## TEXT EXCERPT:
* * * *
Trade Court Upholds Use of AFA, Sends Back AFA Rate in Wood Flooring AD Review Case
The Commerce Department properly used adverse facts available for antidumping duty respondent Sino-Maple, but the agency did not properly derive the AFA rate, the Court of International Trade ruled in a Dec. 22 opinion made public Jan. 13. Judge Richard Eaton said that Commerce properly used AFA due to Sino-Maple's failure to provide constructed export price information on a per transaction basis for U.S. sales made to its U.S. affiliate by third-country manufacturers. The judge, however, sent back the AFA rate itself, finding that the agency cannot use the highest transaction-specific margin for the other respondent when setting the AFA rate. Eaton also upheld Commerce's decisions to reject separate rate applications from Scholar Home and Baishan Huafeng.
* * * *
Element boundary records:
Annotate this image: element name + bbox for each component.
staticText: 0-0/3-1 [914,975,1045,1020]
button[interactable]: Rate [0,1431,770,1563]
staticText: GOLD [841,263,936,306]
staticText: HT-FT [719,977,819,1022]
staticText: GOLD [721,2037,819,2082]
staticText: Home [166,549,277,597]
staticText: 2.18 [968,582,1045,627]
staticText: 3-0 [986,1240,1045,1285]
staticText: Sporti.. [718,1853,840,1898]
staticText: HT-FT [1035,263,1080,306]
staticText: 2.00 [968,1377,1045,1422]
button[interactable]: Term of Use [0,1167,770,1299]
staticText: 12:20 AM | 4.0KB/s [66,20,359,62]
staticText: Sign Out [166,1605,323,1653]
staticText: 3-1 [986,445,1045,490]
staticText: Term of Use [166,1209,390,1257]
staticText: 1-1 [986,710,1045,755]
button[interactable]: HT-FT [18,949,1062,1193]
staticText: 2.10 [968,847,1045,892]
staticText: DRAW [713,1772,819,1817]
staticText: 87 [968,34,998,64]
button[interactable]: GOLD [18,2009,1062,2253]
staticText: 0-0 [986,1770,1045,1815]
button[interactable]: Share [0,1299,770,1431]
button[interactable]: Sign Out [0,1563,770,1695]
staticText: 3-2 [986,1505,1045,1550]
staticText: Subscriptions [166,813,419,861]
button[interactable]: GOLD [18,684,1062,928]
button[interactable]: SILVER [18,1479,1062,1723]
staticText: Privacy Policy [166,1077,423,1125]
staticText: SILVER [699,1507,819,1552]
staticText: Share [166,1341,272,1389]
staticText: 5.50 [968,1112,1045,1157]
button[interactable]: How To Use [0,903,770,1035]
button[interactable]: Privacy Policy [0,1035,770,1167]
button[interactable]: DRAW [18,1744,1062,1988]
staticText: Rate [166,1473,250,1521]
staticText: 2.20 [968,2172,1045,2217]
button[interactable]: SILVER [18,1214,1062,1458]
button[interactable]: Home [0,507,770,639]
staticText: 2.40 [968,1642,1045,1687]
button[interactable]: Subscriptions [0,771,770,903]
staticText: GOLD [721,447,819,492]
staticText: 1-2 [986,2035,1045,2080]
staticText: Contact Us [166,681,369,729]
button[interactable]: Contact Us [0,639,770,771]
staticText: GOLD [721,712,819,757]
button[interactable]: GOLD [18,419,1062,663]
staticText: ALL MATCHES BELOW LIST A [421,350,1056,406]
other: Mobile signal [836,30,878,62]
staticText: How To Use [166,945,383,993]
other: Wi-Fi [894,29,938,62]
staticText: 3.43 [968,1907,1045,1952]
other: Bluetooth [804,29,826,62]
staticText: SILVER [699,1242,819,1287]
* * * *
## REQUIRED ACTIONS:
**A)** Translate this sentence from the wood flooring ruling article into Spanish: "Eaton also upheld Commerce's decisions to reject separate rate applications from Scholar Home and Baishan Huafeng."
**B)** According to the wood flooring ruling article, why was Commerce right to use adverse facts available for Sino-Maple? Answer in one to three sentences.
**C)** In the wood flooring ruling article, begin at the words "Trade Court Upholds" and stop after "and Baishan Huafeng.". Echo that passage unchanged.

## THE RESULTS:
**A)** Eaton también confirmó las decisiones del Departamento de Comercio de rechazar las solicitudes de tasa separada de Scholar Home y Baishan Huafeng.

**B)** Sino-Maple did not provide constructed export price information on a per transaction basis. That information concerned U.S. sales that third-country manufacturers made to Sino-Maple's U.S. affiliate.

**C)**
Trade Court Upholds Use of AFA, Sends Back AFA Rate in Wood Flooring AD Review Case
The Commerce Department properly used adverse facts available for antidumping duty respondent Sino-Maple, but the agency did not properly derive the AFA rate, the Court of International Trade ruled in a Dec. 22 opinion made public Jan. 13. Judge Richard Eaton said that Commerce properly used AFA due to Sino-Maple's failure to provide constructed export price information on a per transaction basis for U.S. sales made to its U.S. affiliate by third-country manufacturers. The judge, however, sent back the AFA rate itself, finding that the agency cannot use the highest transaction-specific margin for the other respondent when setting the AFA rate. Eaton also upheld Commerce's decisions to reject separate rate applications from Scholar Home and Baishan Huafeng.